▸ **About this exercise**
The response must reproduce every record in full.

**** Source information

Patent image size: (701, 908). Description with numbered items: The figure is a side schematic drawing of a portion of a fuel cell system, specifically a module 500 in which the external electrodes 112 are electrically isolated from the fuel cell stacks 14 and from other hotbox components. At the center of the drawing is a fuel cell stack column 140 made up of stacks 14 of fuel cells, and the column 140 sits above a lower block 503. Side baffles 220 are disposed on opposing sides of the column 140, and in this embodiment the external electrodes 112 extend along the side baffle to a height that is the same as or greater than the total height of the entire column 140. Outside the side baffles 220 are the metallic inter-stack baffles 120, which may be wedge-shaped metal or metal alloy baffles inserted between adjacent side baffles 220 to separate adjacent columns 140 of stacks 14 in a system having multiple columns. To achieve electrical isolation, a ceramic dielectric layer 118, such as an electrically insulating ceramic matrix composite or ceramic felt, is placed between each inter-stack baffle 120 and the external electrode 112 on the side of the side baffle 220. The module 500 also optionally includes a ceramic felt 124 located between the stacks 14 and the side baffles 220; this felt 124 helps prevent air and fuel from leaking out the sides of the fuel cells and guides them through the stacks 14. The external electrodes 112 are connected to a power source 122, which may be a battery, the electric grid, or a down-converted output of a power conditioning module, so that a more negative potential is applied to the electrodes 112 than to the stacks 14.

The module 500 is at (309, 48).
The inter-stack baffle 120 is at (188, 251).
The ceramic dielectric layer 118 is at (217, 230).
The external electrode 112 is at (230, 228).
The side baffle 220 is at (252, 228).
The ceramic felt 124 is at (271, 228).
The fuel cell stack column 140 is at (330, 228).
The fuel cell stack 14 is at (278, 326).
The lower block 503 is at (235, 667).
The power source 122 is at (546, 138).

********

▸ **Reply**
Patent image size: (701, 908). Description with numbered items: The figure is a side schematic drawing of a portion of a fuel cell system, specifically a module 500 in which the external electrodes 112 are electrically isolated from the fuel cell stacks 14 and from other hotbox components. At the center of the drawing is a fuel cell stack column 140 made up of stacks 14 of fuel cells, and the column 140 sits above a lower block 503. Side baffles 220 are disposed on opposing sides of the column 140, and in this embodiment the external electrodes 112 extend along the side baffle to a height that is the same as or greater than the total height of the entire column 140. Outside the side baffles 220 are the metallic inter-stack baffles 120, which may be wedge-shaped metal or metal alloy baffles inserted between adjacent side baffles 220 to separate adjacent columns 140 of stacks 14 in a system having multiple columns. To achieve electrical isolation, a ceramic dielectric layer 118, such as an electrically insulating ceramic matrix composite or ceramic felt, is placed between each inter-stack baffle 120 and the external electrode 112 on the side of the side baffle 220. The module 500 also optionally includes a ceramic felt 124 located between the stacks 14 and the side baffles 220; this felt 124 helps prevent air and fuel from leaking out the sides of the fuel cells and guides them through the stacks 14. The external electrodes 112 are connected to a power source 122, which may be a battery, the electric grid, or a down-converted output of a power conditioning module, so that a more negative potential is applied to the electrodes 112 than to the stacks 14.

The module 500 is at (309, 48).
The inter-stack baffle 120 is at (188, 251).
The ceramic dielectric layer 118 is at (217, 230).
The external electrode 112 is at (230, 228).
The side baffle 220 is at (252, 228).
The ceramic felt 124 is at (271, 228).
The fuel cell stack column 140 is at (330, 228).
The fuel cell stack 14 is at (278, 326).
The lower block 503 is at (235, 667).
The power source 122 is at (546, 138).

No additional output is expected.